[Box coordinate listings]
===============
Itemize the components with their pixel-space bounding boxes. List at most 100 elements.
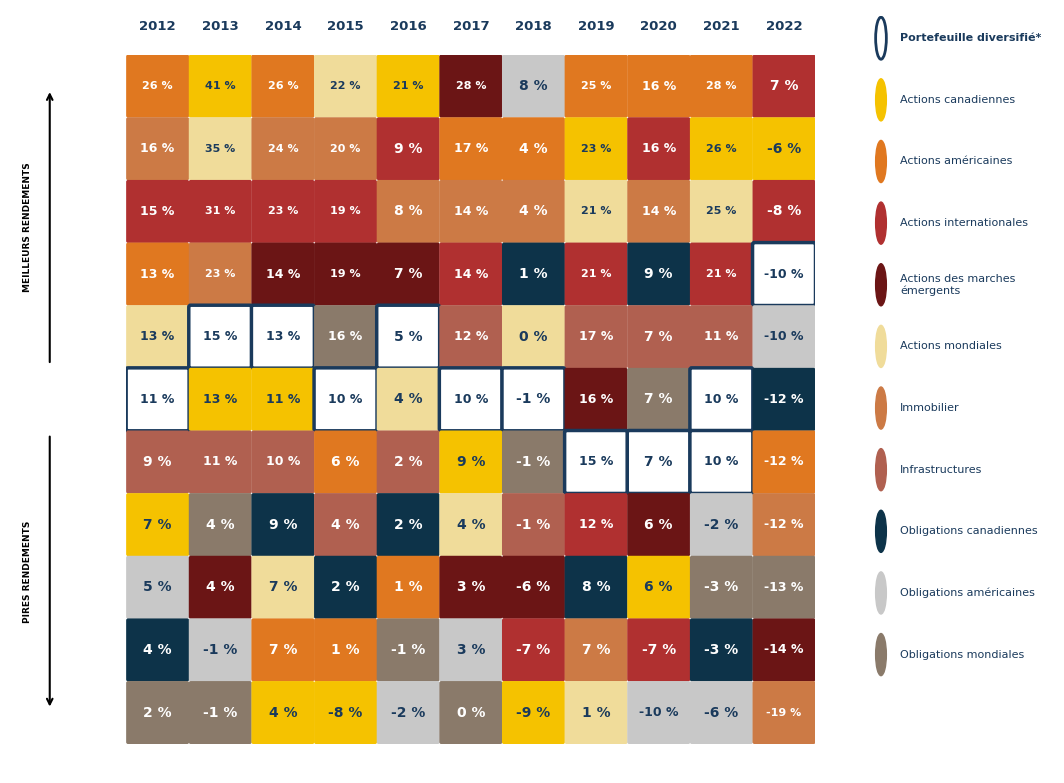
Text: Obligations mondiales: Obligations mondiales: [900, 650, 1025, 659]
Text: 2014: 2014: [265, 20, 301, 33]
FancyBboxPatch shape: [565, 55, 628, 117]
FancyBboxPatch shape: [689, 55, 753, 117]
Text: Actions des marches
émergents: Actions des marches émergents: [900, 274, 1015, 296]
FancyBboxPatch shape: [628, 556, 691, 619]
Text: 21 %: 21 %: [706, 269, 736, 279]
Text: 2015: 2015: [328, 20, 364, 33]
FancyBboxPatch shape: [251, 368, 314, 431]
FancyBboxPatch shape: [752, 619, 815, 681]
FancyBboxPatch shape: [502, 243, 565, 305]
Text: 21 %: 21 %: [581, 207, 612, 216]
Text: 4 %: 4 %: [456, 518, 485, 532]
FancyBboxPatch shape: [127, 556, 189, 619]
FancyBboxPatch shape: [502, 681, 565, 744]
Text: 7 %: 7 %: [645, 392, 674, 406]
FancyBboxPatch shape: [439, 681, 502, 744]
FancyBboxPatch shape: [689, 619, 753, 681]
Text: 4 %: 4 %: [331, 518, 360, 532]
FancyBboxPatch shape: [689, 117, 753, 180]
Text: -1 %: -1 %: [203, 705, 237, 720]
FancyBboxPatch shape: [565, 180, 628, 243]
FancyBboxPatch shape: [251, 681, 314, 744]
FancyBboxPatch shape: [314, 681, 377, 744]
FancyBboxPatch shape: [251, 431, 314, 493]
Text: 15 %: 15 %: [203, 330, 237, 343]
FancyBboxPatch shape: [689, 368, 753, 431]
FancyBboxPatch shape: [628, 243, 691, 305]
Text: 16 %: 16 %: [329, 330, 363, 343]
Text: 16 %: 16 %: [642, 143, 676, 155]
Text: -10 %: -10 %: [764, 268, 803, 280]
FancyBboxPatch shape: [188, 180, 252, 243]
Text: 9 %: 9 %: [456, 455, 485, 469]
Text: 1 %: 1 %: [582, 705, 611, 720]
Text: -1 %: -1 %: [203, 643, 237, 657]
Text: 6 %: 6 %: [645, 580, 674, 594]
FancyBboxPatch shape: [127, 117, 189, 180]
Text: 16 %: 16 %: [642, 80, 676, 92]
FancyBboxPatch shape: [689, 431, 753, 493]
FancyBboxPatch shape: [188, 243, 252, 305]
FancyBboxPatch shape: [314, 493, 377, 556]
Text: -10 %: -10 %: [639, 706, 679, 719]
Text: 9 %: 9 %: [268, 518, 297, 532]
FancyBboxPatch shape: [127, 55, 189, 117]
FancyBboxPatch shape: [752, 180, 815, 243]
Text: 15 %: 15 %: [579, 456, 613, 468]
Text: 10 %: 10 %: [704, 393, 738, 406]
FancyBboxPatch shape: [628, 681, 691, 744]
FancyBboxPatch shape: [689, 243, 753, 305]
Text: 14 %: 14 %: [266, 268, 300, 280]
FancyBboxPatch shape: [565, 368, 628, 431]
Text: 7 %: 7 %: [645, 455, 674, 469]
Text: 2012: 2012: [139, 20, 176, 33]
Text: 5 %: 5 %: [144, 580, 172, 594]
Text: 14 %: 14 %: [453, 268, 488, 280]
Text: 13 %: 13 %: [203, 393, 237, 406]
Text: 13 %: 13 %: [266, 330, 300, 343]
Text: Portefeuille diversifié*: Portefeuille diversifié*: [900, 33, 1042, 43]
Text: Actions internationales: Actions internationales: [900, 218, 1028, 228]
FancyBboxPatch shape: [565, 431, 628, 493]
Text: 4 %: 4 %: [206, 580, 234, 594]
Text: -7 %: -7 %: [642, 643, 676, 657]
FancyBboxPatch shape: [502, 368, 565, 431]
Text: 25 %: 25 %: [706, 207, 736, 216]
FancyBboxPatch shape: [251, 180, 314, 243]
Text: 7 %: 7 %: [582, 643, 611, 657]
Text: Actions mondiales: Actions mondiales: [900, 341, 1002, 352]
Text: 19 %: 19 %: [330, 207, 361, 216]
Text: -12 %: -12 %: [764, 456, 803, 468]
Text: 21 %: 21 %: [393, 81, 423, 91]
FancyBboxPatch shape: [502, 180, 565, 243]
FancyBboxPatch shape: [502, 55, 565, 117]
Text: 8 %: 8 %: [519, 79, 548, 93]
FancyBboxPatch shape: [314, 619, 377, 681]
FancyBboxPatch shape: [314, 243, 377, 305]
Text: 11 %: 11 %: [203, 456, 237, 468]
Text: -1 %: -1 %: [516, 455, 551, 469]
Text: 11 %: 11 %: [140, 393, 174, 406]
Text: Obligations américaines: Obligations américaines: [900, 588, 1035, 598]
Text: 7 %: 7 %: [144, 518, 172, 532]
FancyBboxPatch shape: [377, 117, 439, 180]
Text: -13 %: -13 %: [764, 581, 803, 594]
FancyBboxPatch shape: [188, 431, 252, 493]
FancyBboxPatch shape: [628, 55, 691, 117]
Circle shape: [876, 449, 886, 491]
FancyBboxPatch shape: [314, 556, 377, 619]
FancyBboxPatch shape: [628, 493, 691, 556]
Text: 14 %: 14 %: [453, 205, 488, 218]
Circle shape: [876, 79, 886, 121]
Text: 4 %: 4 %: [144, 643, 172, 657]
Text: 7 %: 7 %: [268, 580, 297, 594]
Text: 14 %: 14 %: [642, 205, 676, 218]
Text: 17 %: 17 %: [579, 330, 613, 343]
Text: MEILLEURS RENDEMENTS: MEILLEURS RENDEMENTS: [22, 162, 32, 292]
Text: 2019: 2019: [578, 20, 614, 33]
Text: 10 %: 10 %: [453, 393, 488, 406]
Text: 1 %: 1 %: [519, 267, 548, 281]
FancyBboxPatch shape: [127, 180, 189, 243]
Text: 13 %: 13 %: [140, 330, 174, 343]
FancyBboxPatch shape: [188, 619, 252, 681]
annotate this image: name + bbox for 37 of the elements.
===============
Given task:
Put every line of the items above into a JSON list of strings, one string per line, with blank lines skipped and the pictures omitted.

The completed task:
[
  "Itemize the components with their pixel-space bounding boxes. List at most 100 elements.",
  "Text: Obligations mondiales: Obligations mondiales: [900, 650, 1025, 659]",
  "Text: 2014: 2014: [265, 20, 301, 33]",
  "FancyBboxPatch shape: [565, 55, 628, 117]",
  "FancyBboxPatch shape: [689, 55, 753, 117]",
  "Text: Actions des marches",
  "émergents: Actions des marches émergents: [900, 274, 1015, 296]",
  "FancyBboxPatch shape: [628, 556, 691, 619]",
  "Text: 21 %: 21 %: [706, 269, 736, 279]",
  "Text: 2015: 2015: [328, 20, 364, 33]",
  "FancyBboxPatch shape: [251, 368, 314, 431]",
  "FancyBboxPatch shape: [752, 619, 815, 681]",
  "FancyBboxPatch shape: [502, 243, 565, 305]",
  "Text: 21 %: 21 %: [581, 207, 612, 216]",
  "Text: 4 %: 4 %: [456, 518, 485, 532]",
  "FancyBboxPatch shape: [127, 556, 189, 619]",
  "FancyBboxPatch shape: [502, 681, 565, 744]",
  "Text: 7 %: 7 %: [645, 392, 674, 406]",
  "FancyBboxPatch shape: [439, 681, 502, 744]",
  "FancyBboxPatch shape: [689, 619, 753, 681]",
  "Text: 4 %: 4 %: [331, 518, 360, 532]",
  "FancyBboxPatch shape: [689, 117, 753, 180]",
  "Text: -1 %: -1 %: [203, 705, 237, 720]",
  "FancyBboxPatch shape: [565, 180, 628, 243]",
  "FancyBboxPatch shape: [251, 681, 314, 744]",
  "FancyBboxPatch shape: [314, 681, 377, 744]",
  "FancyBboxPatch shape: [251, 431, 314, 493]",
  "Text: 15 %: 15 %: [203, 330, 237, 343]",
  "FancyBboxPatch shape: [689, 368, 753, 431]",
  "FancyBboxPatch shape: [628, 243, 691, 305]",
  "Text: 16 %: 16 %: [329, 330, 363, 343]",
  "Text: 16 %: 16 %: [642, 143, 676, 155]",
  "Text: -10 %: -10 %: [764, 268, 803, 280]",
  "FancyBboxPatch shape: [188, 180, 252, 243]",
  "Text: 9 %: 9 %: [456, 455, 485, 469]",
  "Text: 1 %: 1 %: [582, 705, 611, 720]",
  "Text: -1 %: -1 %: [203, 643, 237, 657]",
  "Text: 6 %: 6 %: [645, 580, 674, 594]",
  "FancyBboxPatch shape: [127, 117, 189, 180]",
  "Text: 16 %: 16 %: [642, 80, 676, 92]",
  "FancyBboxPatch shape: [689, 431, 753, 493]",
  "FancyBboxPatch shape: [188, 243, 252, 305]",
  "FancyBboxPatch shape: [314, 493, 377, 556]",
  "Text: -10 %: -10 %: [639, 706, 679, 719]",
  "Text: 9 %: 9 %: [268, 518, 297, 532]",
  "FancyBboxPatch shape: [127, 55, 189, 117]",
  "FancyBboxPatch shape: [752, 180, 815, 243]",
  "Text: 15 %: 15 %: [579, 456, 613, 468]",
  "Text: 10 %: 10 %: [704, 393, 738, 406]",
  "FancyBboxPatch shape: [628, 681, 691, 744]",
  "FancyBboxPatch shape: [689, 243, 753, 305]",
  "Text: 14 %: 14 %: [266, 268, 300, 280]",
  "FancyBboxPatch shape: [565, 368, 628, 431]",
  "Text: 7 %: 7 %: [645, 455, 674, 469]",
  "Text: 2012: 2012: [139, 20, 176, 33]",
  "Text: 5 %: 5 %: [144, 580, 172, 594]",
  "Text: 14 %: 14 %: [453, 268, 488, 280]",
  "Text: 13 %: 13 %: [203, 393, 237, 406]",
  "Text: 13 %: 13 %: [266, 330, 300, 343]",
  "Text: Portefeuille diversifié*: Portefeuille diversifié*: [900, 33, 1042, 43]",
  "Text: Actions internationales: Actions internationales: [900, 218, 1028, 228]",
  "FancyBboxPatch shape: [565, 431, 628, 493]",
  "Text: 4 %: 4 %: [206, 580, 234, 594]",
  "Text: -7 %: -7 %: [642, 643, 676, 657]",
  "FancyBboxPatch shape: [502, 368, 565, 431]",
  "Text: 25 %: 25 %: [706, 207, 736, 216]",
  "FancyBboxPatch shape: [251, 180, 314, 243]",
  "Text: 7 %: 7 %: [582, 643, 611, 657]",
  "Text: Actions mondiales: Actions mondiales: [900, 341, 1002, 352]",
  "Text: 19 %: 19 %: [330, 207, 361, 216]",
  "Text: -12 %: -12 %: [764, 456, 803, 468]",
  "Text: 21 %: 21 %: [393, 81, 423, 91]",
  "FancyBboxPatch shape: [502, 180, 565, 243]",
  "FancyBboxPatch shape: [502, 55, 565, 117]",
  "Text: 8 %: 8 %: [519, 79, 548, 93]",
  "FancyBboxPatch shape: [314, 619, 377, 681]",
  "FancyBboxPatch shape: [314, 243, 377, 305]",
  "Text: 11 %: 11 %: [203, 456, 237, 468]",
  "Text: -1 %: -1 %: [516, 455, 551, 469]",
  "Text: 11 %: 11 %: [140, 393, 174, 406]",
  "Text: Obligations américaines: Obligations américaines: [900, 588, 1035, 598]",
  "Text: 7 %: 7 %: [144, 518, 172, 532]",
  "FancyBboxPatch shape: [377, 117, 439, 180]",
  "Text: -13 %: -13 %: [764, 581, 803, 594]",
  "FancyBboxPatch shape: [188, 431, 252, 493]",
  "FancyBboxPatch shape: [628, 55, 691, 117]",
  "Circle shape: [876, 449, 886, 491]",
  "FancyBboxPatch shape: [314, 556, 377, 619]",
  "FancyBboxPatch shape: [628, 493, 691, 556]",
  "Text: 14 %: 14 %: [453, 205, 488, 218]",
  "Circle shape: [876, 79, 886, 121]",
  "Text: 4 %: 4 %: [144, 643, 172, 657]",
  "Text: 7 %: 7 %: [268, 580, 297, 594]",
  "Text: 14 %: 14 %: [642, 205, 676, 218]",
  "Text: 17 %: 17 %: [579, 330, 613, 343]",
  "Text: MEILLEURS RENDEMENTS: MEILLEURS RENDEMENTS: [22, 162, 32, 292]",
  "Text: 2019: 2019: [578, 20, 614, 33]",
  "Text: 10 %: 10 %: [453, 393, 488, 406]",
  "Text: 1 %: 1 %: [519, 267, 548, 281]",
  "FancyBboxPatch shape: [127, 180, 189, 243]",
  "Text: 13 %: 13 %: [140, 330, 174, 343]",
  "FancyBboxPatch shape: [188, 619, 252, 681]",
  "annotate this image: name + bbox for 37 of the elements."
]